#### Document excerpt

Loading changing columns in Apache Hive

I have a HIVE table, partitioned on date field and gets loaded every day. We got a request to add a new column at the end and load the data into the same HIVE table. Are there any better ways to handle this column change requests in keeping the existing data.
Do I need to delete the data in the existing table and recreate the table using the new columns and load the data.
In which format do you save the data?
If you are using avro-format, just add the new fields in the .avsc-filed and set a default-value:
{
"name": "yourData",
"type": ["string", "null"],
"default": "null"
}
If you store the data as csv, then it seems to be a little bit more complicated.
Changing the table with alter table didn't worked in my case (I have no idea why).
So I deleted the table, recreated it with the new columns and added the partitions and it works.
Make shure that your table is an external Table, then you don't have to delete the data.
eg:
Old Data:
889,5CE1,2016-07-25
New Data:
900,5DCBA,2016-07-25,2012-03-22,152047
hive:
create table somData (
anid int
,astring String
,extractDate date
)
PARTITIONED BY(cusPart STRING)
ROW FORMAT DELIMITED
FIELDS TERMINATED BY ','
STORED AS TextFile location "/your/location";
what you have to do:
ALTER TABLE somData SET TBLPROPERTIES('EXTERNAL'='TRUE');
drop table somData;
create table somData (
anid int
,astring String
,extractDate date
,anotherDate date
,someInt int
)
PARTITIONED BY(cusPart STRING)
ROW FORMAT DELIMITED
FIELDS TERMINATED BY ','
STORED AS TextFile location "/your/location";
ALTER TABLE someData ADD IF NOT EXISTS PARTITION (cusPart='foo') LOCATION '/your/paritioned/data';

########
#### Provided records

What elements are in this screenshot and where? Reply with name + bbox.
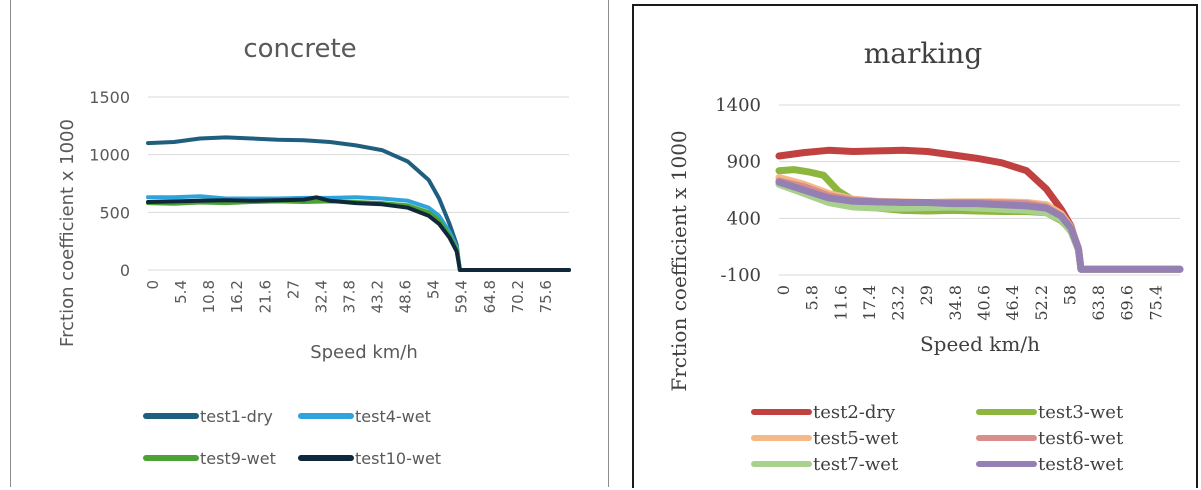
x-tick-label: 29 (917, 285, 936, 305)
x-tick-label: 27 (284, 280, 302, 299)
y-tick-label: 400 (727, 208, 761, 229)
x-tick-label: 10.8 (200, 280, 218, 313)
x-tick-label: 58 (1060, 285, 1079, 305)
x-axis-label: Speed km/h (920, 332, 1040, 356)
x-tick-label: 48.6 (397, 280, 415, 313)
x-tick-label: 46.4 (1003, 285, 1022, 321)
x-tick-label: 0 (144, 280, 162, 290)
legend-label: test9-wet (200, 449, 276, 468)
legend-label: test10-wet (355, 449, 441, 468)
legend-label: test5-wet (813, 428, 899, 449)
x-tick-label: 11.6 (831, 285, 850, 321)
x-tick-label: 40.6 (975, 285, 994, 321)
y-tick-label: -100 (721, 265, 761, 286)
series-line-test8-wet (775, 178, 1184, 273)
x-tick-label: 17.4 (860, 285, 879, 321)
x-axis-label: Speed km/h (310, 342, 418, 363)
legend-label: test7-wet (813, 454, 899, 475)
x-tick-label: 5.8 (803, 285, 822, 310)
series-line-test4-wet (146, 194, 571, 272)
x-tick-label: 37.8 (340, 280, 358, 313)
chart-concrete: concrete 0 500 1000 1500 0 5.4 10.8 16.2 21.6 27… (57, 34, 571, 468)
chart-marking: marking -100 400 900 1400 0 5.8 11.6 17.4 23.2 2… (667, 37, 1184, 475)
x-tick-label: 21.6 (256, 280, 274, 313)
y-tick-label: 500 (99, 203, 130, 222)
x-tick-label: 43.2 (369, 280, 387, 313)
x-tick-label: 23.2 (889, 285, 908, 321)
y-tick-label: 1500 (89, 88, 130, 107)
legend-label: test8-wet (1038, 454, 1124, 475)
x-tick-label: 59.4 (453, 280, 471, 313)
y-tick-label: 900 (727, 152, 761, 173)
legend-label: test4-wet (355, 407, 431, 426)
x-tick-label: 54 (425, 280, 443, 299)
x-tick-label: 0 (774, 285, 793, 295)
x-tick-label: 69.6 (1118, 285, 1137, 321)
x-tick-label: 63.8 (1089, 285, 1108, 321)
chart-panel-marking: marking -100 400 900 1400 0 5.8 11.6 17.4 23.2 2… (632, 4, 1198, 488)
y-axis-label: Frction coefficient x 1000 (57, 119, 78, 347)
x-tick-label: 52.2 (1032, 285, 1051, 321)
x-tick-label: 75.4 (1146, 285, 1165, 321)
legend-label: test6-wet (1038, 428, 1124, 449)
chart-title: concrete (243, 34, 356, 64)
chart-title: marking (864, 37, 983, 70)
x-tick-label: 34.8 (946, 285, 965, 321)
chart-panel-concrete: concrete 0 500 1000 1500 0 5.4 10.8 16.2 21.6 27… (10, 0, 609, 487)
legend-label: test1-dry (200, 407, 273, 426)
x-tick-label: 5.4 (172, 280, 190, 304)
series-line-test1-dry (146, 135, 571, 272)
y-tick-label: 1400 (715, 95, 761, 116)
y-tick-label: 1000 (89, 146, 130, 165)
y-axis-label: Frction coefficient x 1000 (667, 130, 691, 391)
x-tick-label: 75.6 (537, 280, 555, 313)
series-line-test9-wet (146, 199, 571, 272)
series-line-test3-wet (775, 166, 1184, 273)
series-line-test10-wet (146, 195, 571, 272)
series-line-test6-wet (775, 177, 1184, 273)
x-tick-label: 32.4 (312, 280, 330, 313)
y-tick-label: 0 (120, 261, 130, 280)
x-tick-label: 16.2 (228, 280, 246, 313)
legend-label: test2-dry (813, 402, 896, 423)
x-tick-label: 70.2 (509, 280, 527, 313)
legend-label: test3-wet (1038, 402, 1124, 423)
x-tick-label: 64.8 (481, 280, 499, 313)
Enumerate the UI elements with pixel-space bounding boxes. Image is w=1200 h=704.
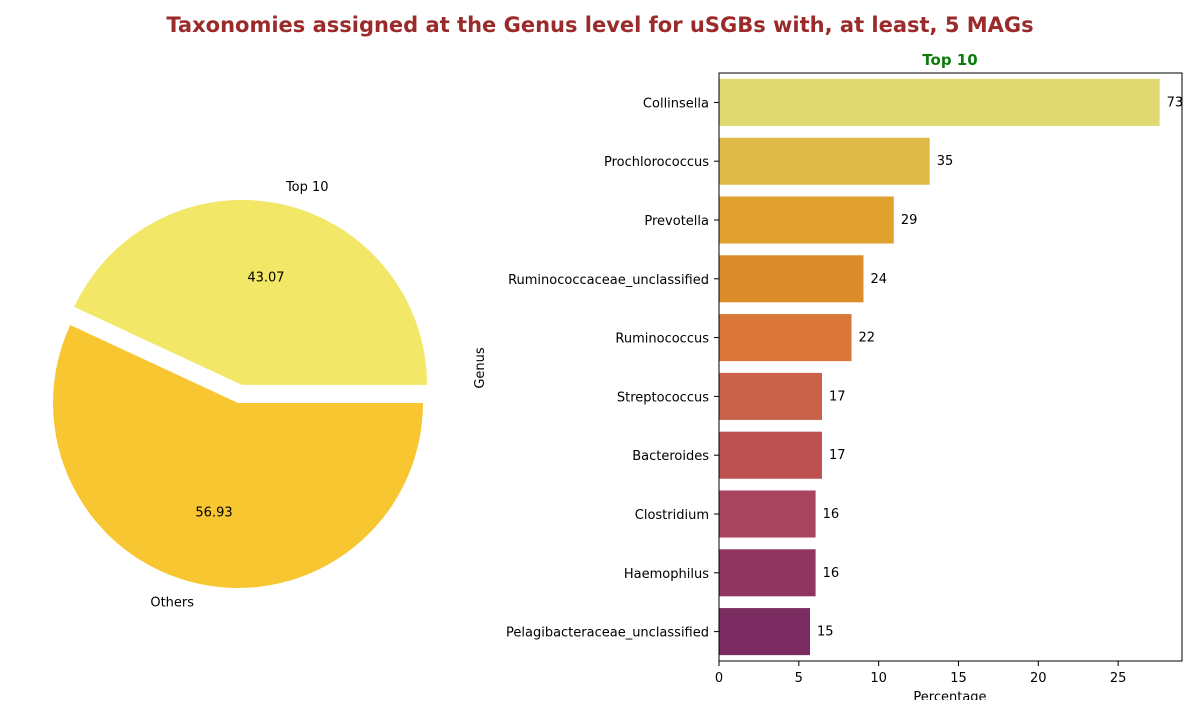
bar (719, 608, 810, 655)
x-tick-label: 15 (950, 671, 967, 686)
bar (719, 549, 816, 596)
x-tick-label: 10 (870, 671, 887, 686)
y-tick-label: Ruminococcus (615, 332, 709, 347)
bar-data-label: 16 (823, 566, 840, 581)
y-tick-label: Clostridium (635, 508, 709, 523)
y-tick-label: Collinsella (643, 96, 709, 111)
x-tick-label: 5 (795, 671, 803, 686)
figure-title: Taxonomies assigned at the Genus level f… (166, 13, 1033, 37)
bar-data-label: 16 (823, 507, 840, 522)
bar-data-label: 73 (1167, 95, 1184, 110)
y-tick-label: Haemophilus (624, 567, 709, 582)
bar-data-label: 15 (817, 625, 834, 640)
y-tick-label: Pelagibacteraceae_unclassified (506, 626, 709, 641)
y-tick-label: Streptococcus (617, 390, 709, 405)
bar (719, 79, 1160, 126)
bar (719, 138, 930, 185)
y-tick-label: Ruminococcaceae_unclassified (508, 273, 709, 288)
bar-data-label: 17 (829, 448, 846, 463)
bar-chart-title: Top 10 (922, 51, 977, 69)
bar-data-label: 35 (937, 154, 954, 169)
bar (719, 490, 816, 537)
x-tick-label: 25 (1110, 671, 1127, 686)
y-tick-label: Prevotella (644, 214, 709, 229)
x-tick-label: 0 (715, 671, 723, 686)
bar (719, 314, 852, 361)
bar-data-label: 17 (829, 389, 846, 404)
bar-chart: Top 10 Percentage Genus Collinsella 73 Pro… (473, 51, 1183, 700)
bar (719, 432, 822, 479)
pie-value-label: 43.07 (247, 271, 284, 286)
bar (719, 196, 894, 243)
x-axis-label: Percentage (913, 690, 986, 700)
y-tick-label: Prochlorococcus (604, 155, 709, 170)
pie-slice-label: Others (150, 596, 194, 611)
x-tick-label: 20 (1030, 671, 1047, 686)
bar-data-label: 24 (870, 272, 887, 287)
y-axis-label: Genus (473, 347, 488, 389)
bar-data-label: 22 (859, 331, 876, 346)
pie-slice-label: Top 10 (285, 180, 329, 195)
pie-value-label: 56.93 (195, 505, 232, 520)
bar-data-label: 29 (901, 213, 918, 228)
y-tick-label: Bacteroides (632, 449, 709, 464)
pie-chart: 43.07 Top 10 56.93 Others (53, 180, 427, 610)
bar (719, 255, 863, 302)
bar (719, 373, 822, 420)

########
#### Provided records

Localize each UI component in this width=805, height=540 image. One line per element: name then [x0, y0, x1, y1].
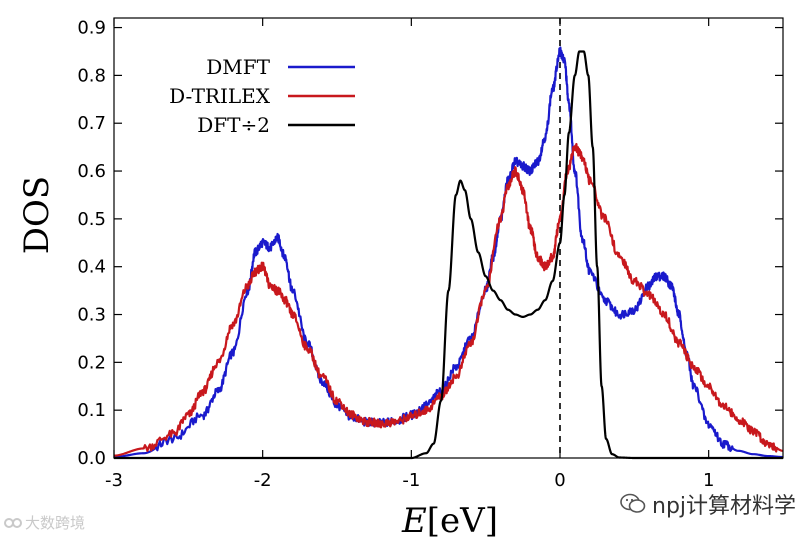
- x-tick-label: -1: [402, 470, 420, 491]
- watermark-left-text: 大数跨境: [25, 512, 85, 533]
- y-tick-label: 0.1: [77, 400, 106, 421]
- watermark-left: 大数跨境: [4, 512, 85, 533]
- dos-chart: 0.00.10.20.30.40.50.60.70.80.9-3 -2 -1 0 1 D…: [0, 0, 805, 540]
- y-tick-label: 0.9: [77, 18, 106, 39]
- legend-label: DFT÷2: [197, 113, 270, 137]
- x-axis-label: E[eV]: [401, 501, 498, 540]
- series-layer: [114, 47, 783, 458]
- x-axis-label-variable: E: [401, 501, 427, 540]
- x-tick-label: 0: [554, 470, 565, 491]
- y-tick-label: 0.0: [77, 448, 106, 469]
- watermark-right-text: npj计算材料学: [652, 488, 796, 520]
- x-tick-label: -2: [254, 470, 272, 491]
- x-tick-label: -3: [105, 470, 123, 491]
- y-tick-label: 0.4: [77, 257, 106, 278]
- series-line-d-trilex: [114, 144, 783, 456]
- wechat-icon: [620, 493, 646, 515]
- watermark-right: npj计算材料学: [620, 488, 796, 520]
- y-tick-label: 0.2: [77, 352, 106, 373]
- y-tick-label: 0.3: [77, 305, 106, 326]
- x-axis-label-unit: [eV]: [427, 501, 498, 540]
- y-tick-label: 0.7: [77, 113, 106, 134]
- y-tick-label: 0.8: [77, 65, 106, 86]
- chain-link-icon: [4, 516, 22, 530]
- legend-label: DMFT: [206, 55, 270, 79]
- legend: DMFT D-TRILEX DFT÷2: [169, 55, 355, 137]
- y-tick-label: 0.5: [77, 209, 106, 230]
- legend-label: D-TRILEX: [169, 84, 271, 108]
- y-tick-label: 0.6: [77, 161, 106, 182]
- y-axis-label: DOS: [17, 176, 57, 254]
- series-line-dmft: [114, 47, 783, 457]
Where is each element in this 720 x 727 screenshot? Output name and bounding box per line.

########

In the Hive forum excerpt, what kind of table does the answer say to use so the existing data does not have to be deleted? None of these rows is needed.

An external table.